▶ **Dataset excerpts**:
───
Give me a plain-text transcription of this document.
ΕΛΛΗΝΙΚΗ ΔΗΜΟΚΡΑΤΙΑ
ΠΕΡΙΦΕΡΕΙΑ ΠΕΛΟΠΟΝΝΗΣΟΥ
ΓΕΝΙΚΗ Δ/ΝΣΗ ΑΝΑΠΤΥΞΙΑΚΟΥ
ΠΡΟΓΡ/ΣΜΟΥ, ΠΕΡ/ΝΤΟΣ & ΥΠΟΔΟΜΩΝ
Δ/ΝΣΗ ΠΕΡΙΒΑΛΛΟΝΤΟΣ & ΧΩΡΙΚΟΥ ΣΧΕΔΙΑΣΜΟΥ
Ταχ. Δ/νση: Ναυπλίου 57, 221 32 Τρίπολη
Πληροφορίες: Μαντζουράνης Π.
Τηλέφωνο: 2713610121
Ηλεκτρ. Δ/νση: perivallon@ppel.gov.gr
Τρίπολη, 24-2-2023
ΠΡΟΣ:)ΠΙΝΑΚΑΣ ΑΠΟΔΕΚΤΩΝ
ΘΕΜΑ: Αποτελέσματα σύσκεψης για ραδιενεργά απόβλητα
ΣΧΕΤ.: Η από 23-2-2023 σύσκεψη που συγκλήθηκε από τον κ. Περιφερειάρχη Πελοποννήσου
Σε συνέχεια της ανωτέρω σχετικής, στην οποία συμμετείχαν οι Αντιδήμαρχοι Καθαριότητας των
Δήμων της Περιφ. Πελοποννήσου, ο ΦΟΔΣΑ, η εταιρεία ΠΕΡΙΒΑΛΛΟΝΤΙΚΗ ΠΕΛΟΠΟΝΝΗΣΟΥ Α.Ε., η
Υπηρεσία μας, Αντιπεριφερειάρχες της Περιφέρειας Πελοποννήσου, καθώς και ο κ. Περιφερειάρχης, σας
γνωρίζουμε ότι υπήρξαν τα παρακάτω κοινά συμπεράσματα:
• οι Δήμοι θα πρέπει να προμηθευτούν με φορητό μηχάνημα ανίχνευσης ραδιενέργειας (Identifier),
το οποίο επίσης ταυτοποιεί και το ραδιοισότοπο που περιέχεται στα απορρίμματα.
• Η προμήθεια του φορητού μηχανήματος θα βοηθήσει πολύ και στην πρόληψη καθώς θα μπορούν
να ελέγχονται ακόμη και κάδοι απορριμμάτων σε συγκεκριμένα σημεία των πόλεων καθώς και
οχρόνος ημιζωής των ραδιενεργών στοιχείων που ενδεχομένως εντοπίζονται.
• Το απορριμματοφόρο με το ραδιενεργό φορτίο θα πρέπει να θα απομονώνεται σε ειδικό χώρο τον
───
▶ **What you are asked to do**: Return all of the entries exactly as they were supplied.

▶ **Result of this task**:
Give me a plain-text transcription of this document.
ΕΛΛΗΝΙΚΗ ΔΗΜΟΚΡΑΤΙΑ
ΠΕΡΙΦΕΡΕΙΑ ΠΕΛΟΠΟΝΝΗΣΟΥ
ΓΕΝΙΚΗ Δ/ΝΣΗ ΑΝΑΠΤΥΞΙΑΚΟΥ
ΠΡΟΓΡ/ΣΜΟΥ, ΠΕΡ/ΝΤΟΣ & ΥΠΟΔΟΜΩΝ
Δ/ΝΣΗ ΠΕΡΙΒΑΛΛΟΝΤΟΣ & ΧΩΡΙΚΟΥ ΣΧΕΔΙΑΣΜΟΥ
Ταχ. Δ/νση: Ναυπλίου 57, 221 32 Τρίπολη
Πληροφορίες: Μαντζουράνης Π.
Τηλέφωνο: 2713610121
Ηλεκτρ. Δ/νση: perivallon@ppel.gov.gr
Τρίπολη, 24-2-2023
ΠΡΟΣ:)ΠΙΝΑΚΑΣ ΑΠΟΔΕΚΤΩΝ
ΘΕΜΑ: Αποτελέσματα σύσκεψης για ραδιενεργά απόβλητα
ΣΧΕΤ.: Η από 23-2-2023 σύσκεψη που συγκλήθηκε από τον κ. Περιφερειάρχη Πελοποννήσου
Σε συνέχεια της ανωτέρω σχετικής, στην οποία συμμετείχαν οι Αντιδήμαρχοι Καθαριότητας των
Δήμων της Περιφ. Πελοποννήσου, ο ΦΟΔΣΑ, η εταιρεία ΠΕΡΙΒΑΛΛΟΝΤΙΚΗ ΠΕΛΟΠΟΝΝΗΣΟΥ Α.Ε., η
Υπηρεσία μας, Αντιπεριφερειάρχες της Περιφέρειας Πελοποννήσου, καθώς και ο κ. Περιφερειάρχης, σας
γνωρίζουμε ότι υπήρξαν τα παρακάτω κοινά συμπεράσματα:
• οι Δήμοι θα πρέπει να προμηθευτούν με φορητό μηχάνημα ανίχνευσης ραδιενέργειας (Identifier),
το οποίο επίσης ταυτοποιεί και το ραδιοισότοπο που περιέχεται στα απορρίμματα.
• Η προμήθεια του φορητού μηχανήματος θα βοηθήσει πολύ και στην πρόληψη καθώς θα μπορούν
να ελέγχονται ακόμη και κάδοι απορριμμάτων σε συγκεκριμένα σημεία των πόλεων καθώς και
οχρόνος ημιζωής των ραδιενεργών στοιχείων που ενδεχομένως εντοπίζονται.
• Το απορριμματοφόρο με το ραδιενεργό φορτίο θα πρέπει να θα απομονώνεται σε ειδικό χώρο τον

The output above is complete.